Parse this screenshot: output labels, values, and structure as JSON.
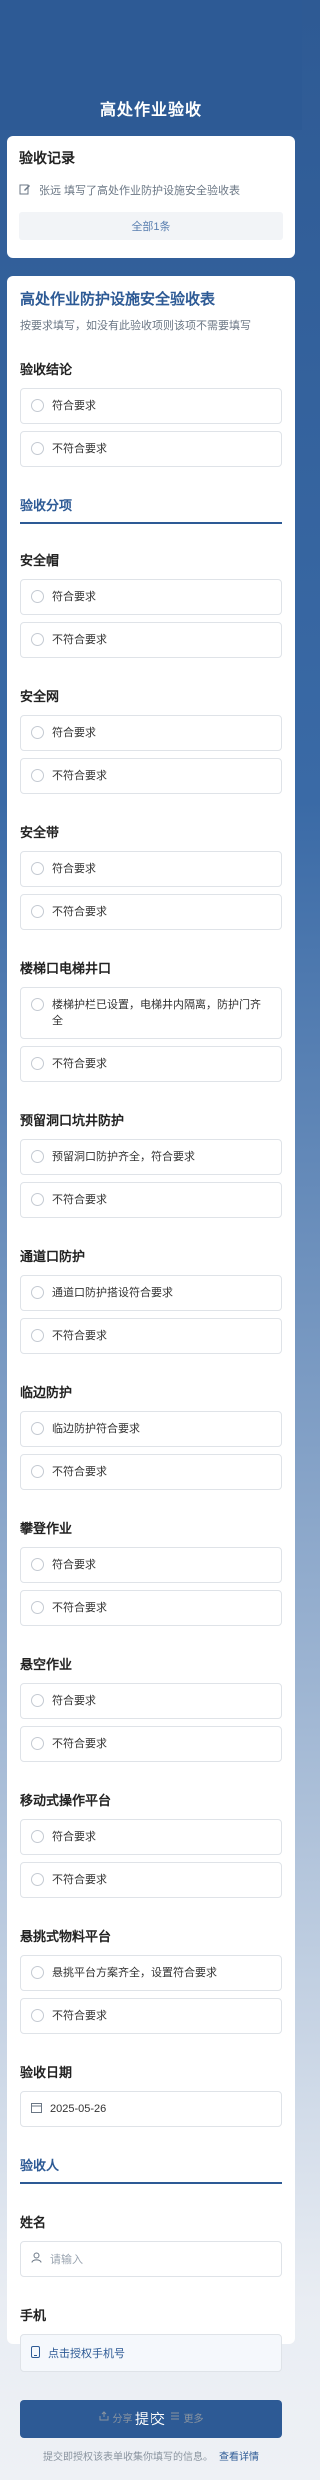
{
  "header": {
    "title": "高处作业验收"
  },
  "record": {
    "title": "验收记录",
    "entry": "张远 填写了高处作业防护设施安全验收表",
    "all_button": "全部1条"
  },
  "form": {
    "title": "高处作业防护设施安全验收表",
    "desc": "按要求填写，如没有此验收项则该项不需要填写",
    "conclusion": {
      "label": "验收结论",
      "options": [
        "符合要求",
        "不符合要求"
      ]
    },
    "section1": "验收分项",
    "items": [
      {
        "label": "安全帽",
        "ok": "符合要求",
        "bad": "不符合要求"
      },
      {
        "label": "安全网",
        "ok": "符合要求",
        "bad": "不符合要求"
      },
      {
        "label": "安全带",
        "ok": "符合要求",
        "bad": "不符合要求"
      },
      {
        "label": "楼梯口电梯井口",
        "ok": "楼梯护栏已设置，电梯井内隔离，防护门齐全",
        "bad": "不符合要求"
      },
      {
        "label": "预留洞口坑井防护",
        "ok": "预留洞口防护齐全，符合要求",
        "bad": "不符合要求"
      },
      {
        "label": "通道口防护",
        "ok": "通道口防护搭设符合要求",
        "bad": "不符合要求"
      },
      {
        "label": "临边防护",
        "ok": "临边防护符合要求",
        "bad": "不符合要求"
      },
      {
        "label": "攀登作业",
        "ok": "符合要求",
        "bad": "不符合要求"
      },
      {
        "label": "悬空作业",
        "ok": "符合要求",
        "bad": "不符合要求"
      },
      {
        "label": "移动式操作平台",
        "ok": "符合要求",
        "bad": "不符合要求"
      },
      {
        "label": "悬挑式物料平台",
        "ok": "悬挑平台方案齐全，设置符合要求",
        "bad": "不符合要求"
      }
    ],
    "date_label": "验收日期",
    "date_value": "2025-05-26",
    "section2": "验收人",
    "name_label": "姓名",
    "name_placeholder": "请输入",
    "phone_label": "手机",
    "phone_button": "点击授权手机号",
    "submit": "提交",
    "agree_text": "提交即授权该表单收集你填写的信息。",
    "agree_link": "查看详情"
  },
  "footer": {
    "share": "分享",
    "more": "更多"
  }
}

########################################

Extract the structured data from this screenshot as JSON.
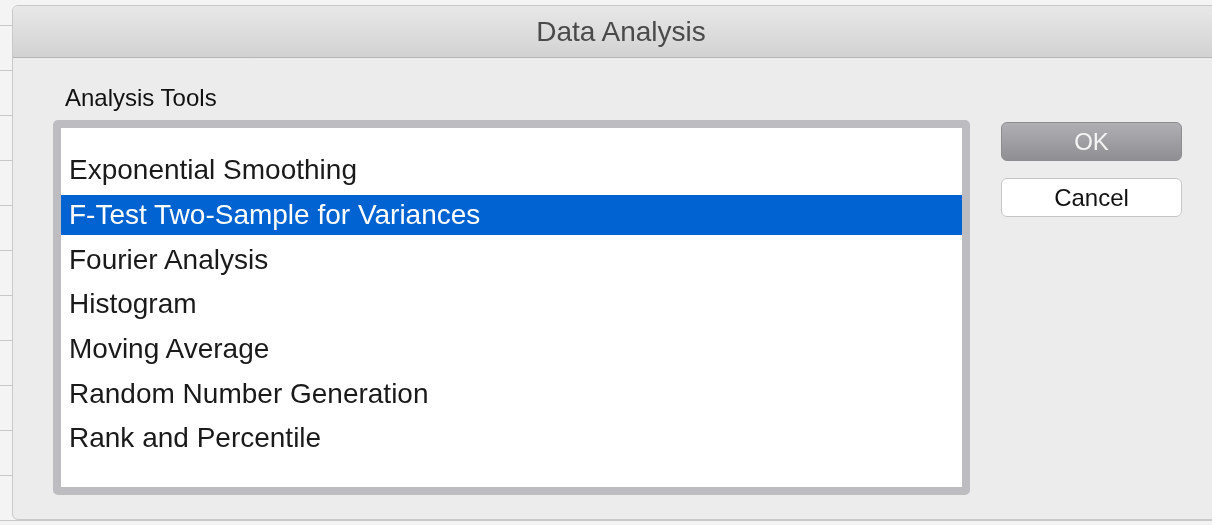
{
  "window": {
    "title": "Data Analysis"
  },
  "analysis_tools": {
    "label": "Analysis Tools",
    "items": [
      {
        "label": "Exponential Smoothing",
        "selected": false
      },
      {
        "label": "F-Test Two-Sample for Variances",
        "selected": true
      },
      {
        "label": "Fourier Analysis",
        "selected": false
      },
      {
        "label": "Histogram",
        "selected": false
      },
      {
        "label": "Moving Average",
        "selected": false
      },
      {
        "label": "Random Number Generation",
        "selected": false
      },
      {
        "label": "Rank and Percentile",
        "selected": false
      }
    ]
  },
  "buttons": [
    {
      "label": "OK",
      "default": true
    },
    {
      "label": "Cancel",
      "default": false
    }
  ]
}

########################################

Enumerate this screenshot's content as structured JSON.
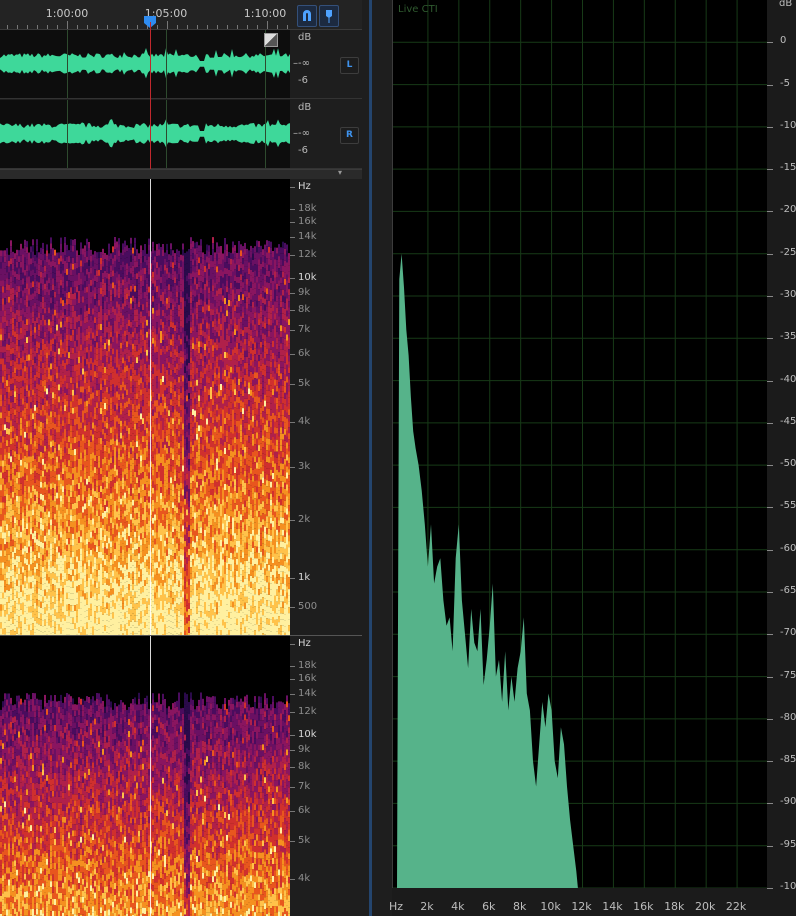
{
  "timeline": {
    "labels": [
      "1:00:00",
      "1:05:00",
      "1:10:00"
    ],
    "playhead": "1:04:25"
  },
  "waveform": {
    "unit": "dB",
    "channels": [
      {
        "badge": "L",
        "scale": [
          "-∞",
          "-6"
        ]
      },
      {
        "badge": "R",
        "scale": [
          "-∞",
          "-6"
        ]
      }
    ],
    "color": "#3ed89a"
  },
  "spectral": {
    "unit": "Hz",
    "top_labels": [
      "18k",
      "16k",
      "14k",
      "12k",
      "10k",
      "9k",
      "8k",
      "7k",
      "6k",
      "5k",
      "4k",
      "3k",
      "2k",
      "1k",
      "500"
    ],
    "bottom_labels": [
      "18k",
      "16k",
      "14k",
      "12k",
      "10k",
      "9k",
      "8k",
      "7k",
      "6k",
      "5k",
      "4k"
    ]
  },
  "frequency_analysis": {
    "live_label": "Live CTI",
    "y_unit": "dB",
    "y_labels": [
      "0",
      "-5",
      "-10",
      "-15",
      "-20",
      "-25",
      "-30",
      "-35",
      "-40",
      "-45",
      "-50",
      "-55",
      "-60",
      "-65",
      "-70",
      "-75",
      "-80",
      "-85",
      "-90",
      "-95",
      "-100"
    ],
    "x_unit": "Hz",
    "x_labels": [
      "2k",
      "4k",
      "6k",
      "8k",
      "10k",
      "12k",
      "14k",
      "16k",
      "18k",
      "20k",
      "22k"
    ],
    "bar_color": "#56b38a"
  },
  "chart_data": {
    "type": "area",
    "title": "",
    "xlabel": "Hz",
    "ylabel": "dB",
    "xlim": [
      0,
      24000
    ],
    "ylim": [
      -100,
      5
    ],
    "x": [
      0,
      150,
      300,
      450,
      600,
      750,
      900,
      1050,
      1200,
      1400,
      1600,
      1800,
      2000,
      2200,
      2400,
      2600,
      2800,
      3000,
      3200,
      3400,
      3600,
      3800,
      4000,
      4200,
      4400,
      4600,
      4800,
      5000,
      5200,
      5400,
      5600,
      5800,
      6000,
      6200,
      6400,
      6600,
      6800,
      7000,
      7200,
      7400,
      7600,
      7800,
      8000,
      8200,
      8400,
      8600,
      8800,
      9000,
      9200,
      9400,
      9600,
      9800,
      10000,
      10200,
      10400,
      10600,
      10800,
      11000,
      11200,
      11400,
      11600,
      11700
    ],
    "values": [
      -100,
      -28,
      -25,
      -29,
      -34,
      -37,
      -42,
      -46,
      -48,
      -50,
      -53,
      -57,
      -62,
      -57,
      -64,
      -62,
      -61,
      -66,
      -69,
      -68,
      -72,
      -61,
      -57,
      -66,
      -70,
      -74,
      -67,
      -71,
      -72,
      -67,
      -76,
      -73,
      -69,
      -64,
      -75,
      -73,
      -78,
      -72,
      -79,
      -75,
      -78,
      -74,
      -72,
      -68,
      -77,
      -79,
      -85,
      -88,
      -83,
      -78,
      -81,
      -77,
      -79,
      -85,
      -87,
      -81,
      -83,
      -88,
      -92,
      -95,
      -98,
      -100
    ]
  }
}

########################################

From the material, report only how many lines include the word "title".

5